** begin Data provided **

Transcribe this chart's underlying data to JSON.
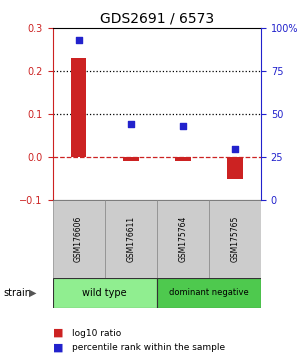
{
  "title": "GDS2691 / 6573",
  "samples": [
    "GSM176606",
    "GSM176611",
    "GSM175764",
    "GSM175765"
  ],
  "log10_ratio": [
    0.23,
    -0.01,
    -0.01,
    -0.05
  ],
  "percentile_rank": [
    93,
    44,
    43,
    30
  ],
  "groups": [
    {
      "label": "wild type",
      "samples": [
        0,
        1
      ],
      "color": "#90ee90"
    },
    {
      "label": "dominant negative",
      "samples": [
        2,
        3
      ],
      "color": "#4ec94e"
    }
  ],
  "bar_color": "#cc2222",
  "dot_color": "#2222cc",
  "ylim_left": [
    -0.1,
    0.3
  ],
  "ylim_right": [
    0,
    100
  ],
  "yticks_left": [
    -0.1,
    0.0,
    0.1,
    0.2,
    0.3
  ],
  "yticks_right": [
    0,
    25,
    50,
    75,
    100
  ],
  "background_color": "#ffffff",
  "label_log10": "log10 ratio",
  "label_percentile": "percentile rank within the sample",
  "strain_label": "strain",
  "gray_box_color": "#cccccc",
  "gray_box_edge": "#888888",
  "title_fontsize": 10,
  "tick_fontsize": 7,
  "sample_fontsize": 5.5
}
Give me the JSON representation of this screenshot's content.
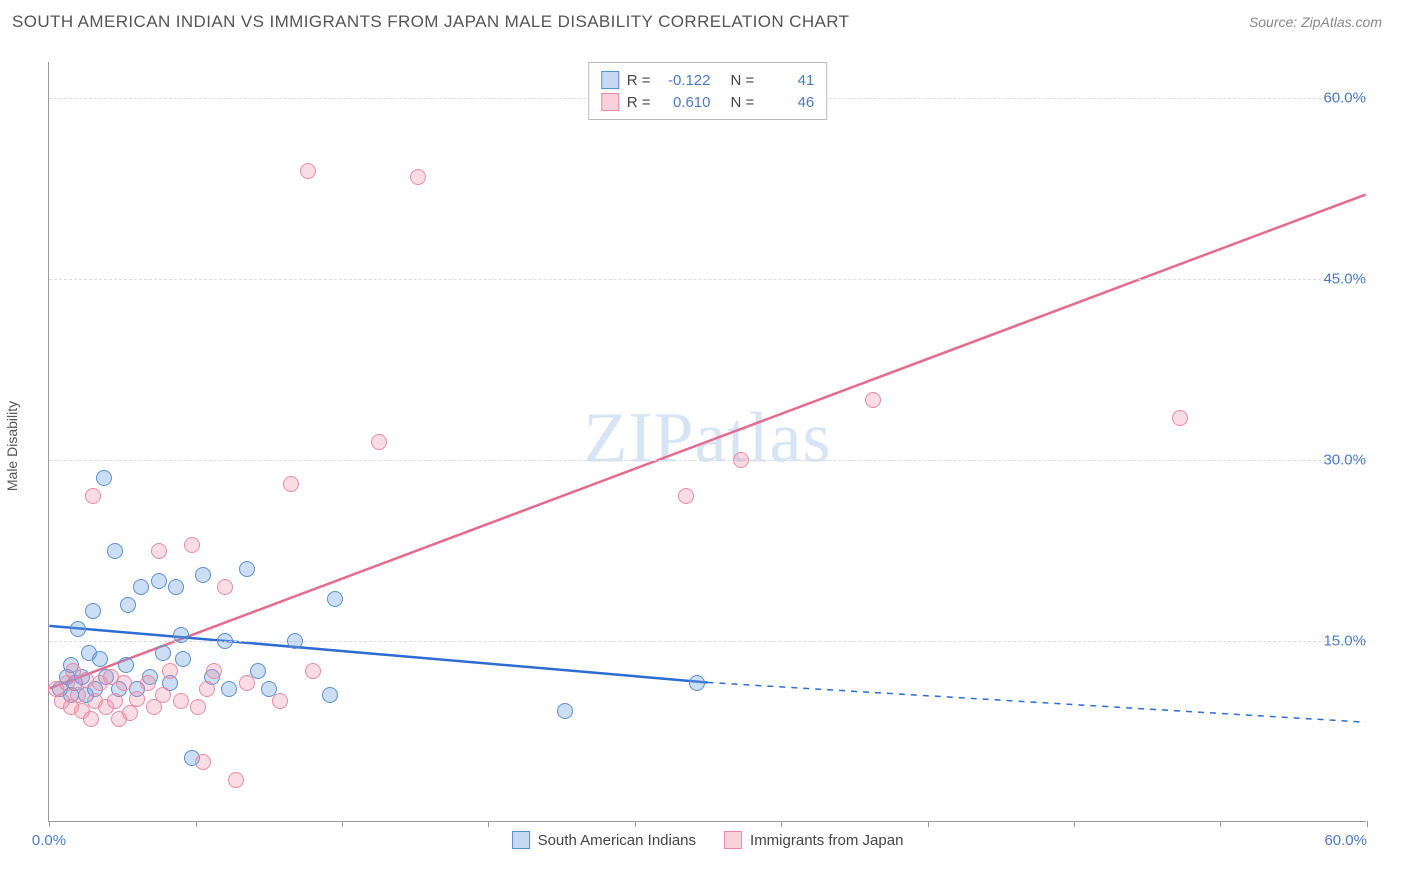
{
  "header": {
    "title": "SOUTH AMERICAN INDIAN VS IMMIGRANTS FROM JAPAN MALE DISABILITY CORRELATION CHART",
    "source": "Source: ZipAtlas.com"
  },
  "watermark": "ZIPatlas",
  "ylabel": "Male Disability",
  "chart": {
    "type": "scatter",
    "x_min": 0,
    "x_max": 60,
    "y_min": 0,
    "y_max": 63,
    "y_ticks": [
      15,
      30,
      45,
      60
    ],
    "y_tick_labels": [
      "15.0%",
      "30.0%",
      "45.0%",
      "60.0%"
    ],
    "x_ticks": [
      0,
      6.67,
      13.33,
      20,
      26.67,
      33.33,
      40,
      46.67,
      53.33,
      60
    ],
    "x_start_label": "0.0%",
    "x_end_label": "60.0%",
    "colors": {
      "blue_fill": "rgba(110,160,220,0.35)",
      "blue_stroke": "#5a8fd0",
      "pink_fill": "rgba(240,140,165,0.3)",
      "pink_stroke": "#e88ba5",
      "blue_line": "#2d6cd0",
      "pink_line": "#e66a8f",
      "grid": "#dddddd",
      "axis": "#999999",
      "tick_text": "#4a7bc8",
      "title_text": "#555555"
    },
    "marker_radius": 8,
    "line_width_blue": 2.5,
    "line_width_pink": 2.5,
    "blue_line": {
      "x1": 0,
      "y1": 16.2,
      "x2": 30,
      "y2": 11.5,
      "ext_x": 60,
      "ext_y": 8.2
    },
    "pink_line": {
      "x1": 0,
      "y1": 11,
      "x2": 60,
      "y2": 52
    },
    "series": [
      {
        "name": "South American Indians",
        "color_class": "blue",
        "r": -0.122,
        "n": 41,
        "points": [
          [
            0.5,
            11
          ],
          [
            0.8,
            12
          ],
          [
            1,
            10.5
          ],
          [
            1,
            13
          ],
          [
            1.2,
            11.5
          ],
          [
            1.3,
            16
          ],
          [
            1.5,
            12
          ],
          [
            1.7,
            10.5
          ],
          [
            1.8,
            14
          ],
          [
            2,
            17.5
          ],
          [
            2.1,
            11
          ],
          [
            2.3,
            13.5
          ],
          [
            2.5,
            28.5
          ],
          [
            2.6,
            12
          ],
          [
            3,
            22.5
          ],
          [
            3.2,
            11
          ],
          [
            3.5,
            13
          ],
          [
            3.6,
            18
          ],
          [
            4,
            11
          ],
          [
            4.2,
            19.5
          ],
          [
            4.6,
            12
          ],
          [
            5,
            20
          ],
          [
            5.2,
            14
          ],
          [
            5.5,
            11.5
          ],
          [
            5.8,
            19.5
          ],
          [
            6,
            15.5
          ],
          [
            6.1,
            13.5
          ],
          [
            6.5,
            5.3
          ],
          [
            7,
            20.5
          ],
          [
            7.4,
            12
          ],
          [
            8,
            15
          ],
          [
            8.2,
            11
          ],
          [
            9,
            21
          ],
          [
            9.5,
            12.5
          ],
          [
            10,
            11
          ],
          [
            11.2,
            15
          ],
          [
            12.8,
            10.5
          ],
          [
            13,
            18.5
          ],
          [
            23.5,
            9.2
          ],
          [
            29.5,
            11.5
          ]
        ]
      },
      {
        "name": "Immigrants from Japan",
        "color_class": "pink",
        "r": 0.61,
        "n": 46,
        "points": [
          [
            0.3,
            11
          ],
          [
            0.6,
            10
          ],
          [
            0.8,
            11.5
          ],
          [
            1,
            9.5
          ],
          [
            1.1,
            12.5
          ],
          [
            1.3,
            10.5
          ],
          [
            1.5,
            9.2
          ],
          [
            1.7,
            11.8
          ],
          [
            1.9,
            8.5
          ],
          [
            2,
            27
          ],
          [
            2.1,
            10
          ],
          [
            2.3,
            11.5
          ],
          [
            2.6,
            9.5
          ],
          [
            2.8,
            12
          ],
          [
            3,
            10
          ],
          [
            3.2,
            8.5
          ],
          [
            3.4,
            11.5
          ],
          [
            3.7,
            9
          ],
          [
            4,
            10.2
          ],
          [
            4.5,
            11.5
          ],
          [
            4.8,
            9.5
          ],
          [
            5,
            22.5
          ],
          [
            5.2,
            10.5
          ],
          [
            5.5,
            12.5
          ],
          [
            6,
            10
          ],
          [
            6.5,
            23
          ],
          [
            6.8,
            9.5
          ],
          [
            7,
            5
          ],
          [
            7.2,
            11
          ],
          [
            7.5,
            12.5
          ],
          [
            8,
            19.5
          ],
          [
            8.5,
            3.5
          ],
          [
            9,
            11.5
          ],
          [
            10.5,
            10
          ],
          [
            11,
            28
          ],
          [
            11.8,
            54
          ],
          [
            12,
            12.5
          ],
          [
            15,
            31.5
          ],
          [
            16.8,
            53.5
          ],
          [
            29,
            27
          ],
          [
            31.5,
            30
          ],
          [
            37.5,
            35
          ],
          [
            51.5,
            33.5
          ]
        ]
      }
    ]
  },
  "legend_top": {
    "rows": [
      {
        "swatch": "blue",
        "r_label": "R =",
        "r": "-0.122",
        "n_label": "N =",
        "n": "41"
      },
      {
        "swatch": "pink",
        "r_label": "R =",
        "r": "0.610",
        "n_label": "N =",
        "n": "46"
      }
    ]
  },
  "legend_bottom": {
    "items": [
      {
        "swatch": "blue",
        "label": "South American Indians"
      },
      {
        "swatch": "pink",
        "label": "Immigrants from Japan"
      }
    ]
  }
}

** end Data provided **

The pictures should not appear in the copy; every other part of the records above must be returned exactly.

▶ Correct output
Transcribe this chart's underlying data to JSON.
{
  "title": "GDS2691 / 6573",
  "samples": [
    "GSM176606",
    "GSM176611",
    "GSM175764",
    "GSM175765"
  ],
  "log10_ratio": [
    0.23,
    -0.01,
    -0.01,
    -0.05
  ],
  "percentile_rank": [
    93,
    44,
    43,
    30
  ],
  "groups": [
    {
      "label": "wild type",
      "samples": [
        0,
        1
      ],
      "color": "#90ee90"
    },
    {
      "label": "dominant negative",
      "samples": [
        2,
        3
      ],
      "color": "#4ec94e"
    }
  ],
  "bar_color": "#cc2222",
  "dot_color": "#2222cc",
  "ylim_left": [
    -0.1,
    0.3
  ],
  "ylim_right": [
    0,
    100
  ],
  "yticks_left": [
    -0.1,
    0.0,
    0.1,
    0.2,
    0.3
  ],
  "yticks_right": [
    0,
    25,
    50,
    75,
    100
  ],
  "background_color": "#ffffff",
  "label_log10": "log10 ratio",
  "label_percentile": "percentile rank within the sample",
  "strain_label": "strain",
  "gray_box_color": "#cccccc",
  "gray_box_edge": "#888888",
  "title_fontsize": 10,
  "tick_fontsize": 7,
  "sample_fontsize": 5.5
}
Give me the JSON representation of this screenshot's content.
{
  "header": {
    "title": "SOUTH AMERICAN INDIAN VS IMMIGRANTS FROM JAPAN MALE DISABILITY CORRELATION CHART",
    "source": "Source: ZipAtlas.com"
  },
  "watermark": "ZIPatlas",
  "ylabel": "Male Disability",
  "chart": {
    "type": "scatter",
    "x_min": 0,
    "x_max": 60,
    "y_min": 0,
    "y_max": 63,
    "y_ticks": [
      15,
      30,
      45,
      60
    ],
    "y_tick_labels": [
      "15.0%",
      "30.0%",
      "45.0%",
      "60.0%"
    ],
    "x_ticks": [
      0,
      6.67,
      13.33,
      20,
      26.67,
      33.33,
      40,
      46.67,
      53.33,
      60
    ],
    "x_start_label": "0.0%",
    "x_end_label": "60.0%",
    "colors": {
      "blue_fill": "rgba(110,160,220,0.35)",
      "blue_stroke": "#5a8fd0",
      "pink_fill": "rgba(240,140,165,0.3)",
      "pink_stroke": "#e88ba5",
      "blue_line": "#2d6cd0",
      "pink_line": "#e66a8f",
      "grid": "#dddddd",
      "axis": "#999999",
      "tick_text": "#4a7bc8",
      "title_text": "#555555"
    },
    "marker_radius": 8,
    "line_width_blue": 2.5,
    "line_width_pink": 2.5,
    "blue_line": {
      "x1": 0,
      "y1": 16.2,
      "x2": 30,
      "y2": 11.5,
      "ext_x": 60,
      "ext_y": 8.2
    },
    "pink_line": {
      "x1": 0,
      "y1": 11,
      "x2": 60,
      "y2": 52
    },
    "series": [
      {
        "name": "South American Indians",
        "color_class": "blue",
        "r": -0.122,
        "n": 41,
        "points": [
          [
            0.5,
            11
          ],
          [
            0.8,
            12
          ],
          [
            1,
            10.5
          ],
          [
            1,
            13
          ],
          [
            1.2,
            11.5
          ],
          [
            1.3,
            16
          ],
          [
            1.5,
            12
          ],
          [
            1.7,
            10.5
          ],
          [
            1.8,
            14
          ],
          [
            2,
            17.5
          ],
          [
            2.1,
            11
          ],
          [
            2.3,
            13.5
          ],
          [
            2.5,
            28.5
          ],
          [
            2.6,
            12
          ],
          [
            3,
            22.5
          ],
          [
            3.2,
            11
          ],
          [
            3.5,
            13
          ],
          [
            3.6,
            18
          ],
          [
            4,
            11
          ],
          [
            4.2,
            19.5
          ],
          [
            4.6,
            12
          ],
          [
            5,
            20
          ],
          [
            5.2,
            14
          ],
          [
            5.5,
            11.5
          ],
          [
            5.8,
            19.5
          ],
          [
            6,
            15.5
          ],
          [
            6.1,
            13.5
          ],
          [
            6.5,
            5.3
          ],
          [
            7,
            20.5
          ],
          [
            7.4,
            12
          ],
          [
            8,
            15
          ],
          [
            8.2,
            11
          ],
          [
            9,
            21
          ],
          [
            9.5,
            12.5
          ],
          [
            10,
            11
          ],
          [
            11.2,
            15
          ],
          [
            12.8,
            10.5
          ],
          [
            13,
            18.5
          ],
          [
            23.5,
            9.2
          ],
          [
            29.5,
            11.5
          ]
        ]
      },
      {
        "name": "Immigrants from Japan",
        "color_class": "pink",
        "r": 0.61,
        "n": 46,
        "points": [
          [
            0.3,
            11
          ],
          [
            0.6,
            10
          ],
          [
            0.8,
            11.5
          ],
          [
            1,
            9.5
          ],
          [
            1.1,
            12.5
          ],
          [
            1.3,
            10.5
          ],
          [
            1.5,
            9.2
          ],
          [
            1.7,
            11.8
          ],
          [
            1.9,
            8.5
          ],
          [
            2,
            27
          ],
          [
            2.1,
            10
          ],
          [
            2.3,
            11.5
          ],
          [
            2.6,
            9.5
          ],
          [
            2.8,
            12
          ],
          [
            3,
            10
          ],
          [
            3.2,
            8.5
          ],
          [
            3.4,
            11.5
          ],
          [
            3.7,
            9
          ],
          [
            4,
            10.2
          ],
          [
            4.5,
            11.5
          ],
          [
            4.8,
            9.5
          ],
          [
            5,
            22.5
          ],
          [
            5.2,
            10.5
          ],
          [
            5.5,
            12.5
          ],
          [
            6,
            10
          ],
          [
            6.5,
            23
          ],
          [
            6.8,
            9.5
          ],
          [
            7,
            5
          ],
          [
            7.2,
            11
          ],
          [
            7.5,
            12.5
          ],
          [
            8,
            19.5
          ],
          [
            8.5,
            3.5
          ],
          [
            9,
            11.5
          ],
          [
            10.5,
            10
          ],
          [
            11,
            28
          ],
          [
            11.8,
            54
          ],
          [
            12,
            12.5
          ],
          [
            15,
            31.5
          ],
          [
            16.8,
            53.5
          ],
          [
            29,
            27
          ],
          [
            31.5,
            30
          ],
          [
            37.5,
            35
          ],
          [
            51.5,
            33.5
          ]
        ]
      }
    ]
  },
  "legend_top": {
    "rows": [
      {
        "swatch": "blue",
        "r_label": "R =",
        "r": "-0.122",
        "n_label": "N =",
        "n": "41"
      },
      {
        "swatch": "pink",
        "r_label": "R =",
        "r": "0.610",
        "n_label": "N =",
        "n": "46"
      }
    ]
  },
  "legend_bottom": {
    "items": [
      {
        "swatch": "blue",
        "label": "South American Indians"
      },
      {
        "swatch": "pink",
        "label": "Immigrants from Japan"
      }
    ]
  }
}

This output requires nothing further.